◆ **Page extract**:

+--

During the month, July had multiple National Weather Service warned heat advisories, especially in Central and South Texas.  On July 29, daytime temperatures in Houston broke the 100 degree mark for the first time in 2017. Temperatures reached a high of 102 degrees at Houston Hobby airport, two degrees higher than the daily high temperature record set in 2015. In San Antonio, high temperatures broke 100 degrees nearly every day for the last two weeks of the July. The city broke daily record high temperatures two days in a row, one on July 29 with a high of 104, one degree higher than the previous record set in 1946, and one on July 30 with a high of 105, one degree higher than the previous record set in 1960.

The end of the fourth of July weekend brought massive downpours to North Texas and the Dallas Fort-Worth area. Multiple high-water rescues were performed across the state as flooded streets trapped drivers in their vehicles and swift waters swept several people into rivers and lakes. At least one tornado caused damage in Livingston as part of a severe weather event on July 15, which knocked power out to nearly 33,500 homes due to heavy rain, high winds, and frequent lightning. Lightning was also responsible for multiple house and apartment fires, as well as the cause of injury to one man who was struck during a storm.

+--

◆ **Input rows**:
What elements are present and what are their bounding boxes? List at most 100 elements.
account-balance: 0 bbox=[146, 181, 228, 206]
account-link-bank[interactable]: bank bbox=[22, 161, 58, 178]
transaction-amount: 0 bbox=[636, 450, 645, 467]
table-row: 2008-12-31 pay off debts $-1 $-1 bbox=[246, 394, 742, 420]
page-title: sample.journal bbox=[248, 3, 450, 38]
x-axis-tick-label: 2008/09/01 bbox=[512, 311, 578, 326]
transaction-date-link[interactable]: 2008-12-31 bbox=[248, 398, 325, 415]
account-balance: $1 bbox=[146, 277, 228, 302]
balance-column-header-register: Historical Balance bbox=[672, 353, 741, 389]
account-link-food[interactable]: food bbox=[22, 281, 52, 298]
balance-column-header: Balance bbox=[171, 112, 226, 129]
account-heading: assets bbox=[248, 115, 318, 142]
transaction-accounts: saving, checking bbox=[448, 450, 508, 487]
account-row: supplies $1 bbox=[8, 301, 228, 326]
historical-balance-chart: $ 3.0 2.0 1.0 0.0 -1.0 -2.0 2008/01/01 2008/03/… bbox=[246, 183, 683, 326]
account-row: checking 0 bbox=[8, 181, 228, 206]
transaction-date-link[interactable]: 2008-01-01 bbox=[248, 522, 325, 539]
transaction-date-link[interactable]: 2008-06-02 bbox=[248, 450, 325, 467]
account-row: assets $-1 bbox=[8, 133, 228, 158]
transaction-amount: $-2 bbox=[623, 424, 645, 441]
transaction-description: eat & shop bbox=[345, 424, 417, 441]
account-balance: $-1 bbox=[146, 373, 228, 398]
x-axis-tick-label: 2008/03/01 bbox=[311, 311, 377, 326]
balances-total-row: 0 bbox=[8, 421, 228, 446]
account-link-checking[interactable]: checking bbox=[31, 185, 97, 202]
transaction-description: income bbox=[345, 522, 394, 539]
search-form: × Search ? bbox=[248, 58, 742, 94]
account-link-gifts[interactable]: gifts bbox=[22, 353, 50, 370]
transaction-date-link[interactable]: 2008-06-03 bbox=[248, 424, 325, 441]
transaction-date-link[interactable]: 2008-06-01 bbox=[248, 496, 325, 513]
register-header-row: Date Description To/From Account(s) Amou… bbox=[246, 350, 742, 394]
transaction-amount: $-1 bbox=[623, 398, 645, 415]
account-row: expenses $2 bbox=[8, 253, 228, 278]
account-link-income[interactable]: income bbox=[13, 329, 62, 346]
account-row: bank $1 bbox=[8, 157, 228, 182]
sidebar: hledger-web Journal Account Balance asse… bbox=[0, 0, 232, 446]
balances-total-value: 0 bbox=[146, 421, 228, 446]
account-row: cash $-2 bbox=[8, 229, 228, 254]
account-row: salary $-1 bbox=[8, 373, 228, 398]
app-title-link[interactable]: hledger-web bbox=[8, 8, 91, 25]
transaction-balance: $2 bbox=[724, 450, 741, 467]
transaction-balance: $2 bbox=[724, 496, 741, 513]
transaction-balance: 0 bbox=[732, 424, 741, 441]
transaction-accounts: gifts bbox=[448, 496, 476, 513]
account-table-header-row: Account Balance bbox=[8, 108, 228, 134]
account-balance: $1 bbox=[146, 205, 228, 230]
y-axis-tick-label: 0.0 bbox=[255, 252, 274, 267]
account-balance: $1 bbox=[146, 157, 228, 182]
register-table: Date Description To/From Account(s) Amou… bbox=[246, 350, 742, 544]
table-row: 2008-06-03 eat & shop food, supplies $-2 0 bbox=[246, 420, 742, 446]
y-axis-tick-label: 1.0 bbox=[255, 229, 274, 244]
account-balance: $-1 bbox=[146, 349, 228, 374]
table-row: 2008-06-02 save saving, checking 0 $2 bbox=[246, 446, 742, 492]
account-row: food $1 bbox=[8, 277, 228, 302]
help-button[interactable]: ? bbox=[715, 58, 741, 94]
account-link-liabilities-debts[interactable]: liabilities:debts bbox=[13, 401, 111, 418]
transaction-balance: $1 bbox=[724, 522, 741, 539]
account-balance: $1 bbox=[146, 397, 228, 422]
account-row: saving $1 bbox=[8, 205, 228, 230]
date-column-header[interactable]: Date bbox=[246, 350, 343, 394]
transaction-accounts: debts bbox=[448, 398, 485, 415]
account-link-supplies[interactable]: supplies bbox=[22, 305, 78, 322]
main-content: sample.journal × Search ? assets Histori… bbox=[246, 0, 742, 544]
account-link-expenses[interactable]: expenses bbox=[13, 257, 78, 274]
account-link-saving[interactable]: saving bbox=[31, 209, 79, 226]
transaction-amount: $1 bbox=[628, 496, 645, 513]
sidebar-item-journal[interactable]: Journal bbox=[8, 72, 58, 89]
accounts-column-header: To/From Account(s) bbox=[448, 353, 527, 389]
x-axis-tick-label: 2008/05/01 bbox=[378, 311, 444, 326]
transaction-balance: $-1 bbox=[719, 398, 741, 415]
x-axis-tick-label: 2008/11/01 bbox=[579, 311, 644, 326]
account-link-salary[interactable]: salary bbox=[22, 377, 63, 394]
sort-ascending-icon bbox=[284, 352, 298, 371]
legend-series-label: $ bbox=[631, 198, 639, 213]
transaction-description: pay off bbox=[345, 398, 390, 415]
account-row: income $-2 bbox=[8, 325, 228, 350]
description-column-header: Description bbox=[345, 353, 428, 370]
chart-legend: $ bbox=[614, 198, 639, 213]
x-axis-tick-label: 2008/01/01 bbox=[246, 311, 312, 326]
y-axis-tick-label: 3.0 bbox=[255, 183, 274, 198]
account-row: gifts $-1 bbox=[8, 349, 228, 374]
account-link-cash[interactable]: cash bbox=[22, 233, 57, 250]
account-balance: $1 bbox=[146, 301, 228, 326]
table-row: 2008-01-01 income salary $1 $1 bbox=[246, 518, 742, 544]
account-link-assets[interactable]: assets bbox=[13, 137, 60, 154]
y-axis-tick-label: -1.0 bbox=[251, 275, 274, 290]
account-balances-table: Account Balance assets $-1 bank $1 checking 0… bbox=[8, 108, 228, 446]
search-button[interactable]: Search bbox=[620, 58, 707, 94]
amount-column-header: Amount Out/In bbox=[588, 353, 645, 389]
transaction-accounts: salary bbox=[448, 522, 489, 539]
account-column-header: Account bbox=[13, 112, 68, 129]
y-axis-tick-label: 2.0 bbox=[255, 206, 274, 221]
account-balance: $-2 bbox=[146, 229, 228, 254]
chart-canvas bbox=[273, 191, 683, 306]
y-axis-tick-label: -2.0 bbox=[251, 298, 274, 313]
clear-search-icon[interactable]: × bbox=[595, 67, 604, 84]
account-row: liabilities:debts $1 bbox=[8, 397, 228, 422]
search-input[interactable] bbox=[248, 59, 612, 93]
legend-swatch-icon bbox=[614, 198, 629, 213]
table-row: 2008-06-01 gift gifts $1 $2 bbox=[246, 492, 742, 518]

+--

◆ **Exercise set**:
(a) Please set down the lines of the records from their first line through the line containing "table-row: 2008-12-31 pay", both ends included, and copy them without any change.
(b) Resume the account of Texas weather in July 2017 from its last sentence.

◆ **Responses in order**:
(a)
What elements are present and what are their bounding boxes? List at most 100 elements.
account-balance: 0 bbox=[146, 181, 228, 206]
account-link-bank[interactable]: bank bbox=[22, 161, 58, 178]
transaction-amount: 0 bbox=[636, 450, 645, 467]
table-row: 2008-12-31 pay off debts $-1 $-1 bbox=[246, 394, 742, 420]

(b)
For the most part, crops and pastures were fair to good across Texas in areas that received precipitation. In early July, hail and strong winds damaged crops in the High Plains and the South Plains, causing significant cotton yield losses. Very warm conditions from the Rolling Plains to the Coastal Bend caused moisture to dry quickly, leaving crops parched. South and Central Texas began experience drought towards the middle of the month, and cities such as New Braunfels and San Marcos entered Stage 1 water restrictions to reserve groundwater. Although periodic heavy downpours helped relieve drought, hot temperatures kept areas in the Panhandle, Central, and South Texas abnormally dry or in moderate or severe drought.